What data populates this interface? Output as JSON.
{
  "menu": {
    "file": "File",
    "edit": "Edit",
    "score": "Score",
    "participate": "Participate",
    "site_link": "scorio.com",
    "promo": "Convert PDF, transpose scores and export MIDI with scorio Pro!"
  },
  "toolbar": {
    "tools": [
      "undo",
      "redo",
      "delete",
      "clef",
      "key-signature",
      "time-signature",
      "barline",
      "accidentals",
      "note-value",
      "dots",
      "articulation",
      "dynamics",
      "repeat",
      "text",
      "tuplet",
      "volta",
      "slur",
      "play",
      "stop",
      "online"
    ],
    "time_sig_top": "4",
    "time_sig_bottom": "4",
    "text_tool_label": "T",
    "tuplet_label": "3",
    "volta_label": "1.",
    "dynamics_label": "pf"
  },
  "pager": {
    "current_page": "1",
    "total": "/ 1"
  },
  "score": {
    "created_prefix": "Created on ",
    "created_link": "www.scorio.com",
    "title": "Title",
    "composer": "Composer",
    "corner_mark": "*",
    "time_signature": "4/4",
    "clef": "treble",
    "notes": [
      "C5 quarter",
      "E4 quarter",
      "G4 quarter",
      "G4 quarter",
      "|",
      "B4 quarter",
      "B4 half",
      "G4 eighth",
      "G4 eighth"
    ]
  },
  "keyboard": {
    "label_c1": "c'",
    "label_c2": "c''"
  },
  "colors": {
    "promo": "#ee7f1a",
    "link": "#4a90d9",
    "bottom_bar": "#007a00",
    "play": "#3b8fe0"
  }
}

::::::

In the listing, find all lines with the string "scorio" and copy them.

◆ WRITTEN RESPONSE ◆
    "site_link": "scorio.com",
    "promo": "Convert PDF, transpose scores and export MIDI with scorio Pro!"
    "created_link": "www.scorio.com",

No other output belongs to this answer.